Collected data entries:
◇ ◇ ◇ ◇ ◇ ◇ ◇
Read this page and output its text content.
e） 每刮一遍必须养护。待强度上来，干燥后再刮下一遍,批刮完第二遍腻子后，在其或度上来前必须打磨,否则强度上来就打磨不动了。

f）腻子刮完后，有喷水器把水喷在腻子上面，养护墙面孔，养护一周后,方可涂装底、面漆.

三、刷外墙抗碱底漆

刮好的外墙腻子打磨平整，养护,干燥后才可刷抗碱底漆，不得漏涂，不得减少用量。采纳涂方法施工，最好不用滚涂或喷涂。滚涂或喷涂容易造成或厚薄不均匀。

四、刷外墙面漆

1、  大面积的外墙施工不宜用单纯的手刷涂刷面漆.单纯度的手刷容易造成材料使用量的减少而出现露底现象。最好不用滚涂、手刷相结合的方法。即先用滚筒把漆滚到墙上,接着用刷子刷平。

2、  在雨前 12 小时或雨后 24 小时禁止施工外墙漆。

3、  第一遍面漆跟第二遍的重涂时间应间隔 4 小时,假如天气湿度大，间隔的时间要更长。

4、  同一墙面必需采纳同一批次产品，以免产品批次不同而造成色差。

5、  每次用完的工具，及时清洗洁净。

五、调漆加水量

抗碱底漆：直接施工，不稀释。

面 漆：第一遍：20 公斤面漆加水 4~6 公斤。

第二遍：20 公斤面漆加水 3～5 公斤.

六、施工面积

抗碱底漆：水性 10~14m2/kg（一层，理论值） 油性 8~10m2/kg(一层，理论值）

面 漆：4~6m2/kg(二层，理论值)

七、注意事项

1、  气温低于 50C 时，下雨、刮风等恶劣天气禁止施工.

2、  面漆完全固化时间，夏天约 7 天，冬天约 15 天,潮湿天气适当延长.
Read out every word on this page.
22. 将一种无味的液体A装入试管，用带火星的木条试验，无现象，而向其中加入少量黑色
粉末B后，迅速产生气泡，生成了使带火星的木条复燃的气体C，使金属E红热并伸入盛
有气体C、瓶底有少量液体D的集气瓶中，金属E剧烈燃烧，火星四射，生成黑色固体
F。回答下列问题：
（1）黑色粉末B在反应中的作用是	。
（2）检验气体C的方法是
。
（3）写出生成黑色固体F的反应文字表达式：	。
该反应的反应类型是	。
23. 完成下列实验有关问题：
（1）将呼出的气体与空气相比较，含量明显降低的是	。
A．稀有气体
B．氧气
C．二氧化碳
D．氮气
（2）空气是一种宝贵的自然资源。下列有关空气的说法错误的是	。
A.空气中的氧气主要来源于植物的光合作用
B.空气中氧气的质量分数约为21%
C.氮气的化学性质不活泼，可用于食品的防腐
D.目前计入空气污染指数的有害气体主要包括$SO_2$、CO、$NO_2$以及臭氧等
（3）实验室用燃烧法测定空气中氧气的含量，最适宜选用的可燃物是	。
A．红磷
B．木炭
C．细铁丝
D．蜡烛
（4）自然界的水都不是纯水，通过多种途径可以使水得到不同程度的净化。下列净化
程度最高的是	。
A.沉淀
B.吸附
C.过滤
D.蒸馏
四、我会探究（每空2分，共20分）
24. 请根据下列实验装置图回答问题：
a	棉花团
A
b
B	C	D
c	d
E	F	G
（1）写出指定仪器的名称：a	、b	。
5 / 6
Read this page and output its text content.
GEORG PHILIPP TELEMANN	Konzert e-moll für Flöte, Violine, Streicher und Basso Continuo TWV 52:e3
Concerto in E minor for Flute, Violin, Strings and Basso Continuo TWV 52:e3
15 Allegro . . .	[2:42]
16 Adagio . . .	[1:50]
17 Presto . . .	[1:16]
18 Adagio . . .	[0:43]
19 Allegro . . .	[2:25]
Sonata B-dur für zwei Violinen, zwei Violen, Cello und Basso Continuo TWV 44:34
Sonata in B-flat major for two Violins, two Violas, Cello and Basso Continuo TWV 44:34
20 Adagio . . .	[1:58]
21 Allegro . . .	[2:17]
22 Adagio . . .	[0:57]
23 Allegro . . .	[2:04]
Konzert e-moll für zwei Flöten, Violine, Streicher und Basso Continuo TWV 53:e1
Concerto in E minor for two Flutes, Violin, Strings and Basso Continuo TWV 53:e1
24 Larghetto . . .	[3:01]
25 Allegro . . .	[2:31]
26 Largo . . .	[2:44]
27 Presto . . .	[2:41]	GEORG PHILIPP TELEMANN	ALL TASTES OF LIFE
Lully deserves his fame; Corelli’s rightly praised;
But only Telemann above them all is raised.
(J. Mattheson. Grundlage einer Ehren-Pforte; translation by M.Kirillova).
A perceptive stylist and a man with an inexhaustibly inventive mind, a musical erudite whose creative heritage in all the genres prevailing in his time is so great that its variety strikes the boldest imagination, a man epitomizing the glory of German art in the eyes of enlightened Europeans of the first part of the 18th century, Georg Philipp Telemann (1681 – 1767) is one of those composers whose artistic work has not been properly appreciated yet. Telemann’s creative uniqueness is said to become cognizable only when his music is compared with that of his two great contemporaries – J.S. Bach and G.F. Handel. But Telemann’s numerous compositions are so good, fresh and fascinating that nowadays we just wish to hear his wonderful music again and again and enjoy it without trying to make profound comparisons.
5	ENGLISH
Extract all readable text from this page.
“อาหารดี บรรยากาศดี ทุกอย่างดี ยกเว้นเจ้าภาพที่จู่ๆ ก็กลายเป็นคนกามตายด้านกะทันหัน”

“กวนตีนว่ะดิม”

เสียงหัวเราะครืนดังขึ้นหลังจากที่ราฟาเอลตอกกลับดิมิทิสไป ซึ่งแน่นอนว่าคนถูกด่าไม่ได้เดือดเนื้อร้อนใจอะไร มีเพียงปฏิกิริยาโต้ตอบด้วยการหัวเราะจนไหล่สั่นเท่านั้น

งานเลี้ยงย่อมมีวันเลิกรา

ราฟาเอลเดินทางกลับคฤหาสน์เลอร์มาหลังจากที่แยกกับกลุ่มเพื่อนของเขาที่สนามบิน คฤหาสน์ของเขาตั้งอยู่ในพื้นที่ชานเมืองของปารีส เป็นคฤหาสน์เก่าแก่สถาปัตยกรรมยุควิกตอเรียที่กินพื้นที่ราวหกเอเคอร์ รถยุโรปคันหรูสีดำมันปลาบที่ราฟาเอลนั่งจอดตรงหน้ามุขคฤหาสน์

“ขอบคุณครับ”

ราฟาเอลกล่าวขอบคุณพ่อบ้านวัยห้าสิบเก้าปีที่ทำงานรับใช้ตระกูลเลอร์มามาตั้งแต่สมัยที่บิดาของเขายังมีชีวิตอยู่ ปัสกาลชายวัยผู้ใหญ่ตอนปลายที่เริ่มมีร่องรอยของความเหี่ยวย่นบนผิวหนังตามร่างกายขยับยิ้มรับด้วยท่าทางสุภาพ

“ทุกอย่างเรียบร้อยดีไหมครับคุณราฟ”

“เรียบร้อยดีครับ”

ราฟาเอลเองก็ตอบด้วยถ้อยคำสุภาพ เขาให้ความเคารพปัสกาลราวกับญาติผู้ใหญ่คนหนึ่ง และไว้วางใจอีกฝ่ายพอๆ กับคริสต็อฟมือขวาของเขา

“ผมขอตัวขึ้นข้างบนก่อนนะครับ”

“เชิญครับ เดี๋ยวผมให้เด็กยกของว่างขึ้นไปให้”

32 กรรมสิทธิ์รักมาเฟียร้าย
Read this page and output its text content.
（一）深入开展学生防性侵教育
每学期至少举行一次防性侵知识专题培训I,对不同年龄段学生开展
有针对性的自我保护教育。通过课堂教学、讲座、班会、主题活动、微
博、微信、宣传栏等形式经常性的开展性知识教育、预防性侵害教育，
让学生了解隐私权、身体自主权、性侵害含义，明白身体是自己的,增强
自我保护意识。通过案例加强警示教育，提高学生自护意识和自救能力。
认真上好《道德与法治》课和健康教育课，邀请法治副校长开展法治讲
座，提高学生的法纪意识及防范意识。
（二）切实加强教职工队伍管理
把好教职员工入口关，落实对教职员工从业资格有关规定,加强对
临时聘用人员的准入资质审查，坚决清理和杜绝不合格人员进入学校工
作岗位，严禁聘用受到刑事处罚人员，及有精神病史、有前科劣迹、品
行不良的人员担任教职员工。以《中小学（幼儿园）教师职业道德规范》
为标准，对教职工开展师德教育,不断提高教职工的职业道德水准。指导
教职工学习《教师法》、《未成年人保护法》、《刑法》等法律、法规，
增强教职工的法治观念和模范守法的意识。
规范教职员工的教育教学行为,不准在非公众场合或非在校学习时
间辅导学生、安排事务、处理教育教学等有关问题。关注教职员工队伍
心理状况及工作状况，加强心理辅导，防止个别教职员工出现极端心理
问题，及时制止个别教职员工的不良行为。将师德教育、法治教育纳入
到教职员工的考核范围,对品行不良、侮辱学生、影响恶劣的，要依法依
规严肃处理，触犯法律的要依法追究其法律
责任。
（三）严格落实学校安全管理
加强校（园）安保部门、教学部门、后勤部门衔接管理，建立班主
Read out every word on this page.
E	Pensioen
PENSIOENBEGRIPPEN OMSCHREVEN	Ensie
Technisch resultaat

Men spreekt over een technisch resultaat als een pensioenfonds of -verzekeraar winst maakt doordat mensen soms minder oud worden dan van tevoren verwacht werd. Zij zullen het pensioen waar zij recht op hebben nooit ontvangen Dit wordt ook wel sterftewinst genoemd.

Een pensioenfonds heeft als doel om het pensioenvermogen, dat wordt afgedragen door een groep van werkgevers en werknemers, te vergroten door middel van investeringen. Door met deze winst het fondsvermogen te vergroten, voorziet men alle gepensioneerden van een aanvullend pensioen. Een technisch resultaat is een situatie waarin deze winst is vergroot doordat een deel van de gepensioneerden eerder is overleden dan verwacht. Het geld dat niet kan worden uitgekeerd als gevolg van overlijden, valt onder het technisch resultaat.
◇ ◇ ◇ ◇ ◇ ◇ ◇
◆ EXERCISE AIM:
Looking at the records above, work out how many lines include the string "Adagio". Give the number and nothing else.

◆ ANSWER TO THE TASK:
4